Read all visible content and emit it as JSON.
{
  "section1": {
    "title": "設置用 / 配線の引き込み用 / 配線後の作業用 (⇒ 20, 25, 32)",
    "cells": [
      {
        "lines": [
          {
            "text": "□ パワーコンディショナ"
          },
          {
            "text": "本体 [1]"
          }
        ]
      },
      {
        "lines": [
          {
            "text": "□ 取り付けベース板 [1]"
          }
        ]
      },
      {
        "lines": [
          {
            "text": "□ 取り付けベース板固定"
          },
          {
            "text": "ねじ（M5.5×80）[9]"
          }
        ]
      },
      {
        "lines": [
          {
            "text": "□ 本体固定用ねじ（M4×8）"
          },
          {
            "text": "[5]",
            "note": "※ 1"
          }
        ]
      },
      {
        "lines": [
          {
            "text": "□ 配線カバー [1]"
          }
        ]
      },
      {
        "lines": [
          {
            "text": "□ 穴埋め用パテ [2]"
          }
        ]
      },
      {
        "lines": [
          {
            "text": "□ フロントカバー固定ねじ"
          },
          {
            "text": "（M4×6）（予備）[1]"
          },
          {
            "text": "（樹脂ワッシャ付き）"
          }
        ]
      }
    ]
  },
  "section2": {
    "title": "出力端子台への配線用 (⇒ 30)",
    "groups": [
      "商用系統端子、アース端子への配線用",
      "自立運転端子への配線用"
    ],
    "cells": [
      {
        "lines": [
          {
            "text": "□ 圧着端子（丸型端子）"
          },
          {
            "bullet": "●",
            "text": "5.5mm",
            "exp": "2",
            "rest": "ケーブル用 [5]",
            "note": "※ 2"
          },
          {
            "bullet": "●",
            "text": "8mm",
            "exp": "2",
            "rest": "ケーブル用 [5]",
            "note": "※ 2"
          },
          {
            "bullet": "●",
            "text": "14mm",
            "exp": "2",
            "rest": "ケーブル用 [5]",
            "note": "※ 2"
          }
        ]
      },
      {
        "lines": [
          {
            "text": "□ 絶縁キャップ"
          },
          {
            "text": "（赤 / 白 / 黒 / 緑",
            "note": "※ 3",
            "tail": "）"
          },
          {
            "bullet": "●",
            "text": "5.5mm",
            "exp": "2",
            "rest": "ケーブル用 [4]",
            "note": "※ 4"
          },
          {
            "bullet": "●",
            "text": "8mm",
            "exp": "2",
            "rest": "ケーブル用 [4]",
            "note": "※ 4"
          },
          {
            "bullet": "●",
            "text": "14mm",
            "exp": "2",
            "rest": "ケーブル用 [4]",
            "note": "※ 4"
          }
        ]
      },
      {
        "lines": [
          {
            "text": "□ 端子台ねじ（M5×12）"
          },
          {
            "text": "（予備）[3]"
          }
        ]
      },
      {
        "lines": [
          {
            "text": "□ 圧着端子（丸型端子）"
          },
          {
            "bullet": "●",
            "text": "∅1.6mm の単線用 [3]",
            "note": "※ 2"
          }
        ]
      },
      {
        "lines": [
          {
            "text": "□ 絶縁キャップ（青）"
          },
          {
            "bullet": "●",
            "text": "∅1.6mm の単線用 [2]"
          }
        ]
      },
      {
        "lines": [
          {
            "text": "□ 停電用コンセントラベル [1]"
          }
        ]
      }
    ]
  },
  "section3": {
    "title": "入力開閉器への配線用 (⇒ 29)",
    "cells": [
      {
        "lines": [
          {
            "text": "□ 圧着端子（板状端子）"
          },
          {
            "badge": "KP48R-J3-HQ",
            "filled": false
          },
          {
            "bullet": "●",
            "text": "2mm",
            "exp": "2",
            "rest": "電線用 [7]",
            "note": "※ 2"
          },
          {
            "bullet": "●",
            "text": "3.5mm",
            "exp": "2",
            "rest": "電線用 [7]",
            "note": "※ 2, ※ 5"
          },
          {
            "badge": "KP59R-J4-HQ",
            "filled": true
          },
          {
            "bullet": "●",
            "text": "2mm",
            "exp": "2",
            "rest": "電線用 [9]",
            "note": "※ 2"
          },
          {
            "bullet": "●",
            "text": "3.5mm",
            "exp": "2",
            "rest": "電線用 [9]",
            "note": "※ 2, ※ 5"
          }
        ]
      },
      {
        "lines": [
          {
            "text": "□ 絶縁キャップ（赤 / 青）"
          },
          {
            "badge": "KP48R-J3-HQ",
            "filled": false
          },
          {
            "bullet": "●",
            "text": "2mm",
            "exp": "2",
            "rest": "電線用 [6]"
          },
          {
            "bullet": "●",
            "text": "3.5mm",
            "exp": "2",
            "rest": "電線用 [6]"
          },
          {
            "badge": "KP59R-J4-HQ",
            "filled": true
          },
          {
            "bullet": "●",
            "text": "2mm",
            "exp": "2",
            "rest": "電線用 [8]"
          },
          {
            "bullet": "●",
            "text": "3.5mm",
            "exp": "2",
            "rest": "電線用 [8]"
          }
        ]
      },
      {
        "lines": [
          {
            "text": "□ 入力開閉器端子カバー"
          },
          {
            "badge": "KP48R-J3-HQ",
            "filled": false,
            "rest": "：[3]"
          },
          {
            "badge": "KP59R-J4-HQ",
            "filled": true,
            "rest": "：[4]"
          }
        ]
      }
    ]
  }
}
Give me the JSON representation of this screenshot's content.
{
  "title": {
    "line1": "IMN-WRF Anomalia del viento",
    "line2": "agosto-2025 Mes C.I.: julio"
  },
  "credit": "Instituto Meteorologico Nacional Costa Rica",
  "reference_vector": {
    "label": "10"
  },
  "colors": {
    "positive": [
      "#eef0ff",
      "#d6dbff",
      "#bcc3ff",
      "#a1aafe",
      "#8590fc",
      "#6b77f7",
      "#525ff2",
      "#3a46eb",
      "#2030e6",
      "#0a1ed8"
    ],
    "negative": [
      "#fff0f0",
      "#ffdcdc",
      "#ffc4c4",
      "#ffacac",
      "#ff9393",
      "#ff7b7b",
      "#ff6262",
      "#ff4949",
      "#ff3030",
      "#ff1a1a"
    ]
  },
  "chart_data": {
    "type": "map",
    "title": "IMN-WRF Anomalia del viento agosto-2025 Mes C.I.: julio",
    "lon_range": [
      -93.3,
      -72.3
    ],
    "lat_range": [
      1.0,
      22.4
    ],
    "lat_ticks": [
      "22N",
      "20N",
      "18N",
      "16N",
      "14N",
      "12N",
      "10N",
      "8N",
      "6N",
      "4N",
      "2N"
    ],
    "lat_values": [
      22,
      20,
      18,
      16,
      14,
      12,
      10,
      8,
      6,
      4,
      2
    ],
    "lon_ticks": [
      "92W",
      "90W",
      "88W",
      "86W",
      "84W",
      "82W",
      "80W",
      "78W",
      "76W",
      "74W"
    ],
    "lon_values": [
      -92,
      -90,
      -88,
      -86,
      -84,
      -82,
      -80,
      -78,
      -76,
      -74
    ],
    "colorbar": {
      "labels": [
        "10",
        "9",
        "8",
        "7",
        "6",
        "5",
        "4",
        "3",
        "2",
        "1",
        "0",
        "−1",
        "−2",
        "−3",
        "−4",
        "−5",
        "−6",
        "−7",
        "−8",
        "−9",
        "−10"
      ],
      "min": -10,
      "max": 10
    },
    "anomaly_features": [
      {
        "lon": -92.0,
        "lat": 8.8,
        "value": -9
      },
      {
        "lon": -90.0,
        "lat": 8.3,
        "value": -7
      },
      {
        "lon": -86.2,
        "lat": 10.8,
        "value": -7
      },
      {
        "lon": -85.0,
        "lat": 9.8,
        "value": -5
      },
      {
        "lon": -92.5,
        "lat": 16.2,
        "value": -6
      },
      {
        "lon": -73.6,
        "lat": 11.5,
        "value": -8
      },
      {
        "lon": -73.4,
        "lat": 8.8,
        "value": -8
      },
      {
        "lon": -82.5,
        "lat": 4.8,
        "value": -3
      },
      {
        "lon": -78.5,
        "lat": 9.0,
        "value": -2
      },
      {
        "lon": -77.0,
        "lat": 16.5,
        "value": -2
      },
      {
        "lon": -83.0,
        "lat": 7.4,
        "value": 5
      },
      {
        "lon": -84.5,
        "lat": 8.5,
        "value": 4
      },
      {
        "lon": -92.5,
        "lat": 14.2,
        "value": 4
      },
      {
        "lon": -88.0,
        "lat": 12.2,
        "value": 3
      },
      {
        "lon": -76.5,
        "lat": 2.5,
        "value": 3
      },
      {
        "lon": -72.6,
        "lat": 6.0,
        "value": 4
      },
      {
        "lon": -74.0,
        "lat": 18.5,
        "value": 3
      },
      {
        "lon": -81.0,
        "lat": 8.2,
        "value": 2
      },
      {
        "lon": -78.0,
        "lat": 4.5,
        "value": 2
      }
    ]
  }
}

**What to do:**
All lines above containing the string "content" are to be collected.

**Answer:**
Read all visible content and emit it as JSON.
Give me the JSON representation of this screenshot's content.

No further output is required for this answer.